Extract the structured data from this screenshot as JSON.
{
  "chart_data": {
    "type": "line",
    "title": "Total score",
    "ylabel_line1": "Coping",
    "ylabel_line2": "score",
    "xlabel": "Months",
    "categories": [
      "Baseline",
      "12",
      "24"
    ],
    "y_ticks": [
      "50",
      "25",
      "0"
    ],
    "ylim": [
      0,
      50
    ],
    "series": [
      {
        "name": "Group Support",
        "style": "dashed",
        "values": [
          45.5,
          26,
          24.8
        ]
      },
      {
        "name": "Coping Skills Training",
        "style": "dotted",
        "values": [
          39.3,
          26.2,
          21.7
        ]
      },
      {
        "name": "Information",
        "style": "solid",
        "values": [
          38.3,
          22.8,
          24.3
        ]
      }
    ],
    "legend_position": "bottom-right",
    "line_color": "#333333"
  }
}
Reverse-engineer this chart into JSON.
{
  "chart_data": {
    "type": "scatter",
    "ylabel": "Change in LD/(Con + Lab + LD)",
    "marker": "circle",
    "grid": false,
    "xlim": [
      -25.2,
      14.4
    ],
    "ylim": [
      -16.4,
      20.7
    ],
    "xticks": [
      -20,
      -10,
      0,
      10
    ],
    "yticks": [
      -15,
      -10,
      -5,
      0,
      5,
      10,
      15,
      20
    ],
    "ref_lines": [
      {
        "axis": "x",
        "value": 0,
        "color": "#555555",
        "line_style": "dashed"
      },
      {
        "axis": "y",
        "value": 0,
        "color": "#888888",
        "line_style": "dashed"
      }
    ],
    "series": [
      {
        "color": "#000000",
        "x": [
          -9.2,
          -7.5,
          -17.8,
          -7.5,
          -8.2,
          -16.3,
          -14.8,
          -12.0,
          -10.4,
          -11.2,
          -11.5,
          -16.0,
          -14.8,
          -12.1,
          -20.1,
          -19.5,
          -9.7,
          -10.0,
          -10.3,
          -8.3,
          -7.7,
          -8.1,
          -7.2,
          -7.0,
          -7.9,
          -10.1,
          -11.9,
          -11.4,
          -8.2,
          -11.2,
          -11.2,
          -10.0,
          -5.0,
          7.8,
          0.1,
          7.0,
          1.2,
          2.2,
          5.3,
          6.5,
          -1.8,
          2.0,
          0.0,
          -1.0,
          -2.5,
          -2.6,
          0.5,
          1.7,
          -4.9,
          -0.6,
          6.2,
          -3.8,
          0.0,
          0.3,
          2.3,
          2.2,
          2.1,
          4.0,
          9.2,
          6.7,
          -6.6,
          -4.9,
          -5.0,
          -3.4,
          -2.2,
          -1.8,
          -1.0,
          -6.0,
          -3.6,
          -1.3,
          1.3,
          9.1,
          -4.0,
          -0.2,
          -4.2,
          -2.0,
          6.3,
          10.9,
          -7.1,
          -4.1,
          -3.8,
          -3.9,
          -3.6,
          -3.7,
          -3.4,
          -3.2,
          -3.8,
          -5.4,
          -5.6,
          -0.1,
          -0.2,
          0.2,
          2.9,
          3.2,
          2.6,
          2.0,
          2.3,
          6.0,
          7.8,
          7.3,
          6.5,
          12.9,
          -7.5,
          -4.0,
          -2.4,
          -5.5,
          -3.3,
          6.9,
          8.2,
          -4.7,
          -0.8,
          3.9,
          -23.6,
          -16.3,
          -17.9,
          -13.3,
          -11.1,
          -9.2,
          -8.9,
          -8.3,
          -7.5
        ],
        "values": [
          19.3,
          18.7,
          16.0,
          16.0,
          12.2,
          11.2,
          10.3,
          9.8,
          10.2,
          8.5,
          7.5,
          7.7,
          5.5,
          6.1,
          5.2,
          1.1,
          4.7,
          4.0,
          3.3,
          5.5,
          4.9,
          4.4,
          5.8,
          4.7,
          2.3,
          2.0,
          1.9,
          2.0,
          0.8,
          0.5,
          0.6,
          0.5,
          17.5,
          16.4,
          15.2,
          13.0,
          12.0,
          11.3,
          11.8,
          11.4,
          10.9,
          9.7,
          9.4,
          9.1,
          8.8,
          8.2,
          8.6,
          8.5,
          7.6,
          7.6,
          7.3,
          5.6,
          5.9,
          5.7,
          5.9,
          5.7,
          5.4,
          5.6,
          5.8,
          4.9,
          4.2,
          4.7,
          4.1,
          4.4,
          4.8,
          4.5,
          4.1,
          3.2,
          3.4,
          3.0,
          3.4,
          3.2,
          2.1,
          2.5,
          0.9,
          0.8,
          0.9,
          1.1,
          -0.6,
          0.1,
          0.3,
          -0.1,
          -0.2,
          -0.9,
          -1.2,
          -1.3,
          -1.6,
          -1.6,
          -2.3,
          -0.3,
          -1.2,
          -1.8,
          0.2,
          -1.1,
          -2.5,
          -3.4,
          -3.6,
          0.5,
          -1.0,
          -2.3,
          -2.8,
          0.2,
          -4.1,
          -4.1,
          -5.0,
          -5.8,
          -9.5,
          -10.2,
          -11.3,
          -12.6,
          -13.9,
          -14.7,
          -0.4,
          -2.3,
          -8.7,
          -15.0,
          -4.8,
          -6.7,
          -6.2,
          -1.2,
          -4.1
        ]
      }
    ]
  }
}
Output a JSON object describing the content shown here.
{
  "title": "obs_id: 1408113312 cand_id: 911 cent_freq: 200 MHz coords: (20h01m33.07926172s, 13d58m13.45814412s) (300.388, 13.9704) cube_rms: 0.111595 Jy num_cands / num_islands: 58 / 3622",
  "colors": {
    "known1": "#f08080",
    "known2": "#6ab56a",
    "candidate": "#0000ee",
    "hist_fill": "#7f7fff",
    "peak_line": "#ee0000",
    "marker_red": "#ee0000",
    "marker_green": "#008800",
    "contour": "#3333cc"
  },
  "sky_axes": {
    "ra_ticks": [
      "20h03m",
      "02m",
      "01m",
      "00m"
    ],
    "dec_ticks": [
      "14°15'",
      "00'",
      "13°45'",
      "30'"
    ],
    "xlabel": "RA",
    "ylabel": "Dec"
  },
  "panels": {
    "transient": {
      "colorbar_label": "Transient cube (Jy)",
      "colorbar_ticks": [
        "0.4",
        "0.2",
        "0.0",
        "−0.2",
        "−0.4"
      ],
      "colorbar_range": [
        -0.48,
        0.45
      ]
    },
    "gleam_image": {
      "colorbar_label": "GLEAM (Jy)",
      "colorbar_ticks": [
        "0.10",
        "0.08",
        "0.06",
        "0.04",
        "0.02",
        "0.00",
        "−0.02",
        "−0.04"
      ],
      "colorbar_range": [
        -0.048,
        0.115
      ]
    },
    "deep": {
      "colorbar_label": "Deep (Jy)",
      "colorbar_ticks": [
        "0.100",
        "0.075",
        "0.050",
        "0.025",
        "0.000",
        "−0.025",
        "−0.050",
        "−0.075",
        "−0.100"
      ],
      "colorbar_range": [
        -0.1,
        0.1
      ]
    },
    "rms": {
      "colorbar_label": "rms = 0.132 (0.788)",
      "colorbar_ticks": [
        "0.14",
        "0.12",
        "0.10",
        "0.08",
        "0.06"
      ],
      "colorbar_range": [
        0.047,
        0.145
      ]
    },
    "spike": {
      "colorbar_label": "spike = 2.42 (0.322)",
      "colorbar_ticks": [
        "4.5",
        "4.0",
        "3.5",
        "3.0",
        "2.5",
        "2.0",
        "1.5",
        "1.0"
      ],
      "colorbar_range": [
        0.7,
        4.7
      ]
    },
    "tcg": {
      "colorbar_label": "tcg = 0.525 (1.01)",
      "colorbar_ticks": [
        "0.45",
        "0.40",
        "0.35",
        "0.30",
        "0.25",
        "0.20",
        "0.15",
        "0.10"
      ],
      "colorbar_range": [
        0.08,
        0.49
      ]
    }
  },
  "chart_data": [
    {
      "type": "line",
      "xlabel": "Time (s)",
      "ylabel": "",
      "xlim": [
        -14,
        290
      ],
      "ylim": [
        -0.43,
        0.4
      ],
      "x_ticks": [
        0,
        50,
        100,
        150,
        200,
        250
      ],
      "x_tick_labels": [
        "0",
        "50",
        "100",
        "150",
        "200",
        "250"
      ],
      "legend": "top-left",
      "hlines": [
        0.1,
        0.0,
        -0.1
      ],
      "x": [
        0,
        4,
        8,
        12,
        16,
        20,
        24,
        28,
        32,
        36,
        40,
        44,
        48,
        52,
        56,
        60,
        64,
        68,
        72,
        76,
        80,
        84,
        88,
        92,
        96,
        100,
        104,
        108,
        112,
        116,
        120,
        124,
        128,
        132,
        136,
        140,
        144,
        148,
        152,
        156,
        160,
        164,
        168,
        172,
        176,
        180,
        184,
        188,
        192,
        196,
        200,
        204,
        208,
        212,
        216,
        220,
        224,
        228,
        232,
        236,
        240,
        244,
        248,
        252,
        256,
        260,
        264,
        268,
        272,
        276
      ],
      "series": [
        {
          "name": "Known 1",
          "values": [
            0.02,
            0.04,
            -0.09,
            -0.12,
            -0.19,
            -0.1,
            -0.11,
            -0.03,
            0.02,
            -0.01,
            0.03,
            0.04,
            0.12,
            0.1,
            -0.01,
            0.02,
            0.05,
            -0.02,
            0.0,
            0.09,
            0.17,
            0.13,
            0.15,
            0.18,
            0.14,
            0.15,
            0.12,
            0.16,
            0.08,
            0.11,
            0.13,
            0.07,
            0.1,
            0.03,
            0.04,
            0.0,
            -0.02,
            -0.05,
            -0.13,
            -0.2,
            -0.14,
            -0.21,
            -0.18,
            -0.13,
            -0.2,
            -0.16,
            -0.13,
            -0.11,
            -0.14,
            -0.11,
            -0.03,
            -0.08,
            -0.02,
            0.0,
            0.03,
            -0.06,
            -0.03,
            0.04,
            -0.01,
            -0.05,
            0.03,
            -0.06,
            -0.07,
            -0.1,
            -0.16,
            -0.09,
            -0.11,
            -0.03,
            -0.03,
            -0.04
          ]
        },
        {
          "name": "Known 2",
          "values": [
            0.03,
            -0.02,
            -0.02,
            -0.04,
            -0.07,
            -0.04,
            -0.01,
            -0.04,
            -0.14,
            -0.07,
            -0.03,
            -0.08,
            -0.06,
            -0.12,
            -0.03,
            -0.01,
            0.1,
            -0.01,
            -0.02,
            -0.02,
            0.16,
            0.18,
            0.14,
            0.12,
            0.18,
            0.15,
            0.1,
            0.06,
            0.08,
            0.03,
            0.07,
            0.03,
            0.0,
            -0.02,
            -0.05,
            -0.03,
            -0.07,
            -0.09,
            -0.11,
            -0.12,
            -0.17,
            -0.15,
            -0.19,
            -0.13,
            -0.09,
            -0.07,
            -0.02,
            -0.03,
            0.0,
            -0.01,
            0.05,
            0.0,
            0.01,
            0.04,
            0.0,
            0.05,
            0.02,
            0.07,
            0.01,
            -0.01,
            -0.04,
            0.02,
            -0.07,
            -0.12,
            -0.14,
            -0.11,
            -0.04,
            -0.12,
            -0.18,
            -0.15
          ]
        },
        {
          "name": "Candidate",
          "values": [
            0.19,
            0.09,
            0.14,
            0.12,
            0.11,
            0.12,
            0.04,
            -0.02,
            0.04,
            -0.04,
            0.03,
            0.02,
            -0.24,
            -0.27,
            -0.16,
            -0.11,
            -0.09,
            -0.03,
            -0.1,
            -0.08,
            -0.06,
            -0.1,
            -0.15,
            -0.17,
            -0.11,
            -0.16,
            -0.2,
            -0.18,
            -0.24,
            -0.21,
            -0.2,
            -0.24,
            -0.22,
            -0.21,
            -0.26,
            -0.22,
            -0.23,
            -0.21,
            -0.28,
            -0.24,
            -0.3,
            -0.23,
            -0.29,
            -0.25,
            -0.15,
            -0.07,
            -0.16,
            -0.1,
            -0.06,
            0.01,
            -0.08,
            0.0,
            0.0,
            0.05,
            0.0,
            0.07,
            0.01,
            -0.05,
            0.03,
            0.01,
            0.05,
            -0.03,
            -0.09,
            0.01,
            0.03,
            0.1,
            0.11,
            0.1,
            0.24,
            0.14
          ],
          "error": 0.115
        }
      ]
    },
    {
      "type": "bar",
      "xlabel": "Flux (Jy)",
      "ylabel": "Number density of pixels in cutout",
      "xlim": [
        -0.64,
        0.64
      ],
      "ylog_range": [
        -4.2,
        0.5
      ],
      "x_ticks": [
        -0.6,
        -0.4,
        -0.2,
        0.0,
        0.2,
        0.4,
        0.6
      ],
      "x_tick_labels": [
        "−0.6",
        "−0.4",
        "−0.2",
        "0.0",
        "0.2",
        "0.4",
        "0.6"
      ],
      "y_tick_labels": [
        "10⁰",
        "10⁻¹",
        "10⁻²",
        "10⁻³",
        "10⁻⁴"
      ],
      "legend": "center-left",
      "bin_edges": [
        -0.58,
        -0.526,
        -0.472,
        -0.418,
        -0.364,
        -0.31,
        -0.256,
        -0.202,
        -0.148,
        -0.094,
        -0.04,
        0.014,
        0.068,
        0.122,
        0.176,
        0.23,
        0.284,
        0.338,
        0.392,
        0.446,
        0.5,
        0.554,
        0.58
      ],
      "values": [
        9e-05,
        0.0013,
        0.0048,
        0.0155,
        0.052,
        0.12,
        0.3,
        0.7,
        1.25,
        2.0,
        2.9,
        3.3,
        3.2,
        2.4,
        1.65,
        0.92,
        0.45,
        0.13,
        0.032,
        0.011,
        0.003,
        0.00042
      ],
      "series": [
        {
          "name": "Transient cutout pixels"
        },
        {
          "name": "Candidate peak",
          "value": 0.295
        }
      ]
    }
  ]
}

Work instructions
Scan the data above and copy every line with "Coping" in it.

Solution to this problem
    "ylabel_line1": "Coping",
        "name": "Coping Skills Training",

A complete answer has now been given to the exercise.